▽

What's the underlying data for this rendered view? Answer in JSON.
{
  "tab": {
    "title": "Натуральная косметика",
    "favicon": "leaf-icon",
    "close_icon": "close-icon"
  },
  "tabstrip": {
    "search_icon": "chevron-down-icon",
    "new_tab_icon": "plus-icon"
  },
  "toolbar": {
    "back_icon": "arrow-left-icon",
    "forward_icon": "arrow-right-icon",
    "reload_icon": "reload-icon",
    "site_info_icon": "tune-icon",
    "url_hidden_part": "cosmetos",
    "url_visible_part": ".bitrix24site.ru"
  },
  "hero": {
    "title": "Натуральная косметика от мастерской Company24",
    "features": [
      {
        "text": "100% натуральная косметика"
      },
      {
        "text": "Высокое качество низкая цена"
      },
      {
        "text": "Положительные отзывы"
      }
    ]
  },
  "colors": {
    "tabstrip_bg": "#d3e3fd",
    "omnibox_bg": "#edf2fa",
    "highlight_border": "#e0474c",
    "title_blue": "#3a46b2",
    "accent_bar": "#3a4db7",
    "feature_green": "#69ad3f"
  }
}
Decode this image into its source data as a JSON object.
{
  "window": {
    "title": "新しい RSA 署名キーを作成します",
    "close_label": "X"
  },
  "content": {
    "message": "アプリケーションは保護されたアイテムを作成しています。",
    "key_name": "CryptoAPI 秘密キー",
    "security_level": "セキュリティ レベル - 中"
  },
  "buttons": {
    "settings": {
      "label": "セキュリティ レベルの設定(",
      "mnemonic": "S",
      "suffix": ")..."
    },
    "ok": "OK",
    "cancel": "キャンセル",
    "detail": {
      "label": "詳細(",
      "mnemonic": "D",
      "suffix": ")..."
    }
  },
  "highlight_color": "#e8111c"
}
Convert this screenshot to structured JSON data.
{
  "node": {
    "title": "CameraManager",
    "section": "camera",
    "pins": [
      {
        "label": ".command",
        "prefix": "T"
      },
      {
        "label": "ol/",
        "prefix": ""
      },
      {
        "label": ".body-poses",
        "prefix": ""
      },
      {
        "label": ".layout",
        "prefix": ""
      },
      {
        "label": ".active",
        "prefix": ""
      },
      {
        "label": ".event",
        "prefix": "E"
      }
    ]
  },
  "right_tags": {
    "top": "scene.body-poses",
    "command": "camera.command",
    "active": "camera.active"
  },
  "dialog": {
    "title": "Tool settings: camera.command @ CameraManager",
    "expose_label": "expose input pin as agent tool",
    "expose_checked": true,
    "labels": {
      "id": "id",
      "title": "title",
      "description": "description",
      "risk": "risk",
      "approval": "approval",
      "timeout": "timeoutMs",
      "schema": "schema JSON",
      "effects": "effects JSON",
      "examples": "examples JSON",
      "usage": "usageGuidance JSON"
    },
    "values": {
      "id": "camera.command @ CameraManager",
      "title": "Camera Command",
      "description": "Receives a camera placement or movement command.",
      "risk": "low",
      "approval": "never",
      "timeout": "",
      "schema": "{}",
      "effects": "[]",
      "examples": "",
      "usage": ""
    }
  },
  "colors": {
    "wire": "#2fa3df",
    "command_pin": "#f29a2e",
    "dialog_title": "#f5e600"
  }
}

△

Which lines in the records above contain the string "косметика"? Copy each one.

= Solution for this problem =
    "title": "Натуральная косметика",
    "title": "Натуральная косметика от мастерской Company24",
        "text": "100% натуральная косметика"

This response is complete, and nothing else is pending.